• **What to do**:
**A.** Write out the part of the Phillies game recap starting at "It’s easy to" and ending at "tying the game.".
**B.** Summarize the Phillies game recap in two sentences.

• **Text excerpt**:
+++
MLB: Philadelphia Phillies at Washington Nationals Geoff Burke-USA TODAY Sports

It’s easy to assign the climax of yesterday’s ninth inning to any particular moment: The hit batter. The first free pass. The walked-in run.

My personal favorite is the one that started it all: Matt Wieters’ at-bat. Wieters, who led off the inning for the Nationals, was a huge candidate to record an out to start the frame. Instead, he pecked a Hector Neris offering to second base and managed to scramble down the line safely. Now, a catcher with low foot speed and a weak offensive output thus far (.208 BA, .700 OPS) was on base, where he could be replaced by a faster set of legs (Rafael Bautista), which could race to third base (THIRD base!) on an off-target Neris pick-off throw, putting the tying run 90 feet from home with no outs and therefore, essentially, tying the game.

From there, the inning’s dirtiness was undeniable. Neris had a brief encounter with his manager, then, with the bases loaded and no outs and the game tied at 4-4 and the infield converting into a desperation diamond. We’ll never know what was said between Neris and Gabe Kapler, but whatever it was, it failed to inspire the Phillies’ closer to lock things up. Wilmer Difo knocked the walk-off single and the Phillies dropped a heartbreaker in what has become for many the season’s low point.

And now for a week of debating Neris’ merits as a closer, how many chances he deserves, what Kapler could have done to prevent this, whether or not the Phillies can beat good teams, and how exactly Odubel Herrera is going to be blamed for all of this. Nobody wanted to talk about the Phillies’ crushing 5-4 loss just after the game on Sunday, but on The Dirty Inning, we went in on it anyway, just so you wouldn’t be alone.

Granted, Neris was protecting a one-run lead which, for a guy without impenetrable stuff, is a tough ask. The bullpen as a whole failed to come through late for the Phillies, as Luis Garcia recorded an out but then left after walking Moises Sierra in the eighth. Tommy Hunter then walked future hero Wilmer Difo and, yes, gets credit for subsequently striking out Bryce Harper in a key spot. But Harper is worth the same amount of outs as anyone else: One. That meant Hunter was still after that pesky third, and another Kapler committee meeting was followed by a pair of singles that loaded the bases and slimmed the lead to one run.

Maybe the mound visits are the problem, because the Phillies held another one just before Hunter chucked a wild pitch past Matt Adams, allowing base runner Trea Turner to scamper to third base. The chief difference between this inning and the final one is that Hunter eventually managed to retire Adams on strikes with the lead still “intact;” just not the same lead, and one much more susceptible to being lost. So Hunter gets kudos for getting Harper, but using up all of the insurance runs before Neris had the chance to log the save isn’t exactly helpful.

Nevertheless, Neris came out and threw one of the least watchable frames in recent Phillies history, failing to get the save, keep runners off base, or even record an out. For a guy who was 26 of 27 in save opportunities, this may seem like an anomaly. But Neris is always wobbling along that razor’s edge in exactly the way you don’t want a closer to do. This time, it cost him, and another “statement series” for this young Phillies team turned into a the wrong kind of statement.

So, where do we go from here? The Giants, a team that has scored 33 runs in its last four games, are coming to town, with the Phillies’ morale dwindling even lower than it was after the series losses to the Braves and Diamondbacks. Neris may be ready talk about Sunday at some point this week, and perhaps Kapler even sends him back out there to make a point about trust, or something. But in any case, it’s clear that the closer position is yet another area where the Phillies have some issues to address. So, add it to the list. And hope the Giants can’t hit Zach Eflin.
+++
Dataset rows:
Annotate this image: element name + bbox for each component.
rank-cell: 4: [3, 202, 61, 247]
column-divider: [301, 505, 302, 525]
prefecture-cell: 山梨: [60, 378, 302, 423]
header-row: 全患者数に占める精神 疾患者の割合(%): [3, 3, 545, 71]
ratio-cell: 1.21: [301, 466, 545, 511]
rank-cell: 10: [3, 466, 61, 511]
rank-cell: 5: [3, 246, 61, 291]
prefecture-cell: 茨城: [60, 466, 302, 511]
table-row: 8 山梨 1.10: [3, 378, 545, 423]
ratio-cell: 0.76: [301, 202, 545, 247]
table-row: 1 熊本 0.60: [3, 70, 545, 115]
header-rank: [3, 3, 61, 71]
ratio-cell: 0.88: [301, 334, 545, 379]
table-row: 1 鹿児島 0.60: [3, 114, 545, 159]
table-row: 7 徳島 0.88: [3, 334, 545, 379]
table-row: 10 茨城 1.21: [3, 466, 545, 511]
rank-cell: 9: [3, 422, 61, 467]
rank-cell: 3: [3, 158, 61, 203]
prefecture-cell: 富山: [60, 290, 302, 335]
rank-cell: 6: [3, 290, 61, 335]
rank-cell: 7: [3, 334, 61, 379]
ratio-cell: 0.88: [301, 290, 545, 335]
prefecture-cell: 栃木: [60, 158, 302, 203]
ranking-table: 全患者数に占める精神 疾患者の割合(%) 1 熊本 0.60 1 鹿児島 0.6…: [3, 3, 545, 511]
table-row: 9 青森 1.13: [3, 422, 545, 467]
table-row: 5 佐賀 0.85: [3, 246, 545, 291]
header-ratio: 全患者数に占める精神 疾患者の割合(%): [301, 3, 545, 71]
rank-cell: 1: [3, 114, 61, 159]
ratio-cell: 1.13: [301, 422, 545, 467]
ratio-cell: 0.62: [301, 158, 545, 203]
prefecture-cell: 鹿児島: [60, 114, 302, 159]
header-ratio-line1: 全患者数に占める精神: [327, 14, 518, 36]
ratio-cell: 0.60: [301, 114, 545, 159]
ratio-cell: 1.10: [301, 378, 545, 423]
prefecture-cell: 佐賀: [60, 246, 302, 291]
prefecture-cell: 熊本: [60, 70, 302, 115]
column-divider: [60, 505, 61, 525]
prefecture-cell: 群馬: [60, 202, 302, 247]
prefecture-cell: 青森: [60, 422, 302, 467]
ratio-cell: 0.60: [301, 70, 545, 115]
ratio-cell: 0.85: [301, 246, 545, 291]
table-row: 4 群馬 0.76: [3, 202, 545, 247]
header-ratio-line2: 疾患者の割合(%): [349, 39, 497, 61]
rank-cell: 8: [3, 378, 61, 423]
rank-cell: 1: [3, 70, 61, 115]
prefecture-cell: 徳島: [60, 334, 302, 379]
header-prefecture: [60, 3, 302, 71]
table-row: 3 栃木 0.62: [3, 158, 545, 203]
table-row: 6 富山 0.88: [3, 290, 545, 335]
+++
• **Solution list**:
**A.**
It’s easy to assign the climax of yesterday’s ninth inning to any particular moment: The hit batter. The first free pass. The walked-in run.

My personal favorite is the one that started it all: Matt Wieters’ at-bat. Wieters, who led off the inning for the Nationals, was a huge candidate to record an out to start the frame. Instead, he pecked a Hector Neris offering to second base and managed to scramble down the line safely. Now, a catcher with low foot speed and a weak offensive output thus far (.208 BA, .700 OPS) was on base, where he could be replaced by a faster set of legs (Rafael Bautista), which could race to third base (THIRD base!) on an off-target Neris pick-off throw, putting the tying run 90 feet from home with no outs and therefore, essentially, tying the game.

**B.** The Phillies lost 5-4 to the Nationals on Sunday when closer Hector Neris, protecting a one-run lead in the ninth, failed to record an out and Wilmer Difo hit a walk-off single. The bullpen had already used up the insurance runs in the eighth, and the piece concludes that the closer position is another area where the Phillies have issues to address.